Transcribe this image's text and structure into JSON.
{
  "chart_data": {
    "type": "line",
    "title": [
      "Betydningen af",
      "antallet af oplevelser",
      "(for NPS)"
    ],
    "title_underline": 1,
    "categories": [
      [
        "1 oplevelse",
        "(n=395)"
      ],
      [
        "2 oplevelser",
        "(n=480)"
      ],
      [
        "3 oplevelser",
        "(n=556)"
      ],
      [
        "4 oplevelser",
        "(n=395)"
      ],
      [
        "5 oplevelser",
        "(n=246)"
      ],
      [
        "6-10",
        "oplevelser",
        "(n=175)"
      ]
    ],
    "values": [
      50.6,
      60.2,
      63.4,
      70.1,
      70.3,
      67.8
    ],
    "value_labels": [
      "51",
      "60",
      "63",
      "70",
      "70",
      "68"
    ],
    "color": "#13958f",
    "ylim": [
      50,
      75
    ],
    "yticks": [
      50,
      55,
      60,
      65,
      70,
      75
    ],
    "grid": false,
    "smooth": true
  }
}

****************************************

TASK PROMPT:
Output every line above without altering anything.

OUTPUT:
Transcribe this image's text and structure into JSON.
{
  "chart_data": {
    "type": "line",
    "title": [
      "Betydningen af",
      "antallet af oplevelser",
      "(for NPS)"
    ],
    "title_underline": 1,
    "categories": [
      [
        "1 oplevelse",
        "(n=395)"
      ],
      [
        "2 oplevelser",
        "(n=480)"
      ],
      [
        "3 oplevelser",
        "(n=556)"
      ],
      [
        "4 oplevelser",
        "(n=395)"
      ],
      [
        "5 oplevelser",
        "(n=246)"
      ],
      [
        "6-10",
        "oplevelser",
        "(n=175)"
      ]
    ],
    "values": [
      50.6,
      60.2,
      63.4,
      70.1,
      70.3,
      67.8
    ],
    "value_labels": [
      "51",
      "60",
      "63",
      "70",
      "70",
      "68"
    ],
    "color": "#13958f",
    "ylim": [
      50,
      75
    ],
    "yticks": [
      50,
      55,
      60,
      65,
      70,
      75
    ],
    "grid": false,
    "smooth": true
  }
}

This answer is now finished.